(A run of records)
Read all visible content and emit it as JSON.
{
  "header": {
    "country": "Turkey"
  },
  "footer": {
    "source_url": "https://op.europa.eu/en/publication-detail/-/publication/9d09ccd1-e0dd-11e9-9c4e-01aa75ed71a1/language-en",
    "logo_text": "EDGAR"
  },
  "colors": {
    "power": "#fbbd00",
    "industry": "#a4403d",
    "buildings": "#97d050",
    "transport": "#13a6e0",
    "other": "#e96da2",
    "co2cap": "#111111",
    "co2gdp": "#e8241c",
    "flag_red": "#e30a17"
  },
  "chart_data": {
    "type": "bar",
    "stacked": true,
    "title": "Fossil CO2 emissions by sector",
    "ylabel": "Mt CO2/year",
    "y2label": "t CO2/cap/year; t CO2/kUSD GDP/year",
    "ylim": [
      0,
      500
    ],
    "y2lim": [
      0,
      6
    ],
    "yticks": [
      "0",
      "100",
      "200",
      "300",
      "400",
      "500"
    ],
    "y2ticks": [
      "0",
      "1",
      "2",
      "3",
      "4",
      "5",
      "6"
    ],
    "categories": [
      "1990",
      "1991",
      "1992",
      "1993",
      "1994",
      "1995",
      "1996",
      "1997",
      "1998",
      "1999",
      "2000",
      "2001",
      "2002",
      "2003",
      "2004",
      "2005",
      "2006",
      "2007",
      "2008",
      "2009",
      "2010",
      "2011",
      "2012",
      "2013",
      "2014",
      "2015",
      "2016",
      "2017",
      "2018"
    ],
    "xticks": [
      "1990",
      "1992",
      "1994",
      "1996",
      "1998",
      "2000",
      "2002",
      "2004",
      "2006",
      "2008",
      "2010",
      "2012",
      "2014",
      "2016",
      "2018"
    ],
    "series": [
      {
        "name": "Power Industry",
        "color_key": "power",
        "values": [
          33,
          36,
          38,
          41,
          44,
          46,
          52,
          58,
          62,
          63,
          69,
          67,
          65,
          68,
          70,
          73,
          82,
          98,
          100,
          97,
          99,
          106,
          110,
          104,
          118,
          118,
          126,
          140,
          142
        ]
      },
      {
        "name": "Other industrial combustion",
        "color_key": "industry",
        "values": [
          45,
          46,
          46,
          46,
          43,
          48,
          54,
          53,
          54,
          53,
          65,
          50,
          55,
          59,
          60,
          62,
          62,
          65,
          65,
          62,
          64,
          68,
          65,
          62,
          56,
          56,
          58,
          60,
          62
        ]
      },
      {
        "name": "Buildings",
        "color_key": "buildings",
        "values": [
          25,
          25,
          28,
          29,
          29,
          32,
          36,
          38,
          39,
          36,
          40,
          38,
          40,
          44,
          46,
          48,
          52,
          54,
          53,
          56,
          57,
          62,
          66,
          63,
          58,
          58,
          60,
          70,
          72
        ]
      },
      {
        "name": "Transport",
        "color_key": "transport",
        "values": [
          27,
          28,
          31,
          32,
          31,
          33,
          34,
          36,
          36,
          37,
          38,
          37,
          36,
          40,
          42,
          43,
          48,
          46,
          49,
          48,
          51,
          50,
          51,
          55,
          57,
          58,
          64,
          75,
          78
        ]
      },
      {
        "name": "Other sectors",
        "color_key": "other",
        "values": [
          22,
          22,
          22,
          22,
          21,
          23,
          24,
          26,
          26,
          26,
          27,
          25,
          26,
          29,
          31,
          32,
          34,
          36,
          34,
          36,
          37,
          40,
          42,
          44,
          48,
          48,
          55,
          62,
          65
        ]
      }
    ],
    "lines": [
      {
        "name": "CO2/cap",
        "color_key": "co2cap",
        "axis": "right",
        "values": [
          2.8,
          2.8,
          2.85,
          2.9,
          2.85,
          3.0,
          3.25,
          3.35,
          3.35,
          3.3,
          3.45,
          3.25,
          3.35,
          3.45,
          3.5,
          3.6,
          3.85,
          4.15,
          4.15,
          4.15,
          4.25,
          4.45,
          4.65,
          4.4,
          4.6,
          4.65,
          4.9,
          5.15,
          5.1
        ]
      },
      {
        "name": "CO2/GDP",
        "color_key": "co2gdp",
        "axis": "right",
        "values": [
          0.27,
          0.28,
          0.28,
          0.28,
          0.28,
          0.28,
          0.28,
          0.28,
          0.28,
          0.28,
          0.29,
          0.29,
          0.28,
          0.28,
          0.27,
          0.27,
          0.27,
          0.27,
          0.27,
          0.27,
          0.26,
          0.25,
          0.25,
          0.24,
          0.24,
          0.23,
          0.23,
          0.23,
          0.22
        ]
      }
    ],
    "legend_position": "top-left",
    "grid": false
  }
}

◆ Your task ◆
Print every line of the records exactly. Omit nothing.

◆ Output of the task ◆
Read all visible content and emit it as JSON.
{
  "header": {
    "country": "Turkey"
  },
  "footer": {
    "source_url": "https://op.europa.eu/en/publication-detail/-/publication/9d09ccd1-e0dd-11e9-9c4e-01aa75ed71a1/language-en",
    "logo_text": "EDGAR"
  },
  "colors": {
    "power": "#fbbd00",
    "industry": "#a4403d",
    "buildings": "#97d050",
    "transport": "#13a6e0",
    "other": "#e96da2",
    "co2cap": "#111111",
    "co2gdp": "#e8241c",
    "flag_red": "#e30a17"
  },
  "chart_data": {
    "type": "bar",
    "stacked": true,
    "title": "Fossil CO2 emissions by sector",
    "ylabel": "Mt CO2/year",
    "y2label": "t CO2/cap/year; t CO2/kUSD GDP/year",
    "ylim": [
      0,
      500
    ],
    "y2lim": [
      0,
      6
    ],
    "yticks": [
      "0",
      "100",
      "200",
      "300",
      "400",
      "500"
    ],
    "y2ticks": [
      "0",
      "1",
      "2",
      "3",
      "4",
      "5",
      "6"
    ],
    "categories": [
      "1990",
      "1991",
      "1992",
      "1993",
      "1994",
      "1995",
      "1996",
      "1997",
      "1998",
      "1999",
      "2000",
      "2001",
      "2002",
      "2003",
      "2004",
      "2005",
      "2006",
      "2007",
      "2008",
      "2009",
      "2010",
      "2011",
      "2012",
      "2013",
      "2014",
      "2015",
      "2016",
      "2017",
      "2018"
    ],
    "xticks": [
      "1990",
      "1992",
      "1994",
      "1996",
      "1998",
      "2000",
      "2002",
      "2004",
      "2006",
      "2008",
      "2010",
      "2012",
      "2014",
      "2016",
      "2018"
    ],
    "series": [
      {
        "name": "Power Industry",
        "color_key": "power",
        "values": [
          33,
          36,
          38,
          41,
          44,
          46,
          52,
          58,
          62,
          63,
          69,
          67,
          65,
          68,
          70,
          73,
          82,
          98,
          100,
          97,
          99,
          106,
          110,
          104,
          118,
          118,
          126,
          140,
          142
        ]
      },
      {
        "name": "Other industrial combustion",
        "color_key": "industry",
        "values": [
          45,
          46,
          46,
          46,
          43,
          48,
          54,
          53,
          54,
          53,
          65,
          50,
          55,
          59,
          60,
          62,
          62,
          65,
          65,
          62,
          64,
          68,
          65,
          62,
          56,
          56,
          58,
          60,
          62
        ]
      },
      {
        "name": "Buildings",
        "color_key": "buildings",
        "values": [
          25,
          25,
          28,
          29,
          29,
          32,
          36,
          38,
          39,
          36,
          40,
          38,
          40,
          44,
          46,
          48,
          52,
          54,
          53,
          56,
          57,
          62,
          66,
          63,
          58,
          58,
          60,
          70,
          72
        ]
      },
      {
        "name": "Transport",
        "color_key": "transport",
        "values": [
          27,
          28,
          31,
          32,
          31,
          33,
          34,
          36,
          36,
          37,
          38,
          37,
          36,
          40,
          42,
          43,
          48,
          46,
          49,
          48,
          51,
          50,
          51,
          55,
          57,
          58,
          64,
          75,
          78
        ]
      },
      {
        "name": "Other sectors",
        "color_key": "other",
        "values": [
          22,
          22,
          22,
          22,
          21,
          23,
          24,
          26,
          26,
          26,
          27,
          25,
          26,
          29,
          31,
          32,
          34,
          36,
          34,
          36,
          37,
          40,
          42,
          44,
          48,
          48,
          55,
          62,
          65
        ]
      }
    ],
    "lines": [
      {
        "name": "CO2/cap",
        "color_key": "co2cap",
        "axis": "right",
        "values": [
          2.8,
          2.8,
          2.85,
          2.9,
          2.85,
          3.0,
          3.25,
          3.35,
          3.35,
          3.3,
          3.45,
          3.25,
          3.35,
          3.45,
          3.5,
          3.6,
          3.85,
          4.15,
          4.15,
          4.15,
          4.25,
          4.45,
          4.65,
          4.4,
          4.6,
          4.65,
          4.9,
          5.15,
          5.1
        ]
      },
      {
        "name": "CO2/GDP",
        "color_key": "co2gdp",
        "axis": "right",
        "values": [
          0.27,
          0.28,
          0.28,
          0.28,
          0.28,
          0.28,
          0.28,
          0.28,
          0.28,
          0.28,
          0.29,
          0.29,
          0.28,
          0.28,
          0.27,
          0.27,
          0.27,
          0.27,
          0.27,
          0.27,
          0.26,
          0.25,
          0.25,
          0.24,
          0.24,
          0.23,
          0.23,
          0.23,
          0.22
        ]
      }
    ],
    "legend_position": "top-left",
    "grid": false
  }
}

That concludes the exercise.